═════ Input for this task ═════
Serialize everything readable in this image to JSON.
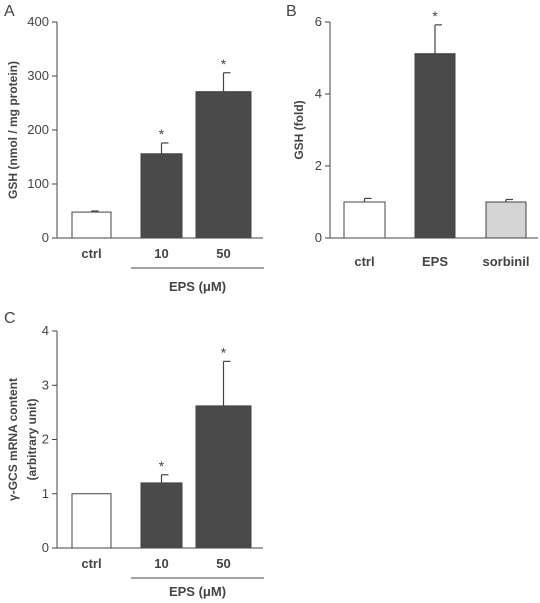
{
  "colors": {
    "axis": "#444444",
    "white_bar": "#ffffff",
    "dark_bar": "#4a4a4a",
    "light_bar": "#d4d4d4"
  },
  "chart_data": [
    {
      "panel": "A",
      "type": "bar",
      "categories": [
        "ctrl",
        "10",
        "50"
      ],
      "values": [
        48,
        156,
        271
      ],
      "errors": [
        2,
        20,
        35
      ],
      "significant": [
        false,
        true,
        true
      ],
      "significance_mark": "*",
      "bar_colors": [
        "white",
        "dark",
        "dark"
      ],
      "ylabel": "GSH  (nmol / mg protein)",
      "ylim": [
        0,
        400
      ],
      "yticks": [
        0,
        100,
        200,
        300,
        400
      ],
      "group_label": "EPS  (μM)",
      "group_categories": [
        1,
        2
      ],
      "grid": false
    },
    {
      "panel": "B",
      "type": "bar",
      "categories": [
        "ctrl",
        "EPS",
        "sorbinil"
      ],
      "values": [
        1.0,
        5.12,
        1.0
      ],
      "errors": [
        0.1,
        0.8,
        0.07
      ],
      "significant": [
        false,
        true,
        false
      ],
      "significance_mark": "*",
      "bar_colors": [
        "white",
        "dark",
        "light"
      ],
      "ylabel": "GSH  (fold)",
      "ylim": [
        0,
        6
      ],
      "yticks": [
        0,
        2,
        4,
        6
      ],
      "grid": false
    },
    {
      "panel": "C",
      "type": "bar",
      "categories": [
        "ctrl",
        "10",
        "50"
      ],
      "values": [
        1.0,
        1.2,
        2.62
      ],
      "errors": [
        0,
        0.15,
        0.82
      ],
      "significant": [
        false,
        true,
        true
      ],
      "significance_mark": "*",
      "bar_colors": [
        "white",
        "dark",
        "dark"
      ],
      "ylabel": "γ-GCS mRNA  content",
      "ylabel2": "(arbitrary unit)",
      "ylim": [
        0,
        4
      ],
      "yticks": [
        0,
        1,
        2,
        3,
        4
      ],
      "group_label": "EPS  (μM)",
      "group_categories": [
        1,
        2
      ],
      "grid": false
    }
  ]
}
═════
Without any pictures, please reproduce the full set of entries.

Serialize everything readable in this image to JSON.
{
  "colors": {
    "axis": "#444444",
    "white_bar": "#ffffff",
    "dark_bar": "#4a4a4a",
    "light_bar": "#d4d4d4"
  },
  "chart_data": [
    {
      "panel": "A",
      "type": "bar",
      "categories": [
        "ctrl",
        "10",
        "50"
      ],
      "values": [
        48,
        156,
        271
      ],
      "errors": [
        2,
        20,
        35
      ],
      "significant": [
        false,
        true,
        true
      ],
      "significance_mark": "*",
      "bar_colors": [
        "white",
        "dark",
        "dark"
      ],
      "ylabel": "GSH  (nmol / mg protein)",
      "ylim": [
        0,
        400
      ],
      "yticks": [
        0,
        100,
        200,
        300,
        400
      ],
      "group_label": "EPS  (μM)",
      "group_categories": [
        1,
        2
      ],
      "grid": false
    },
    {
      "panel": "B",
      "type": "bar",
      "categories": [
        "ctrl",
        "EPS",
        "sorbinil"
      ],
      "values": [
        1.0,
        5.12,
        1.0
      ],
      "errors": [
        0.1,
        0.8,
        0.07
      ],
      "significant": [
        false,
        true,
        false
      ],
      "significance_mark": "*",
      "bar_colors": [
        "white",
        "dark",
        "light"
      ],
      "ylabel": "GSH  (fold)",
      "ylim": [
        0,
        6
      ],
      "yticks": [
        0,
        2,
        4,
        6
      ],
      "grid": false
    },
    {
      "panel": "C",
      "type": "bar",
      "categories": [
        "ctrl",
        "10",
        "50"
      ],
      "values": [
        1.0,
        1.2,
        2.62
      ],
      "errors": [
        0,
        0.15,
        0.82
      ],
      "significant": [
        false,
        true,
        true
      ],
      "significance_mark": "*",
      "bar_colors": [
        "white",
        "dark",
        "dark"
      ],
      "ylabel": "γ-GCS mRNA  content",
      "ylabel2": "(arbitrary unit)",
      "ylim": [
        0,
        4
      ],
      "yticks": [
        0,
        1,
        2,
        3,
        4
      ],
      "group_label": "EPS  (μM)",
      "group_categories": [
        1,
        2
      ],
      "grid": false
    }
  ]
}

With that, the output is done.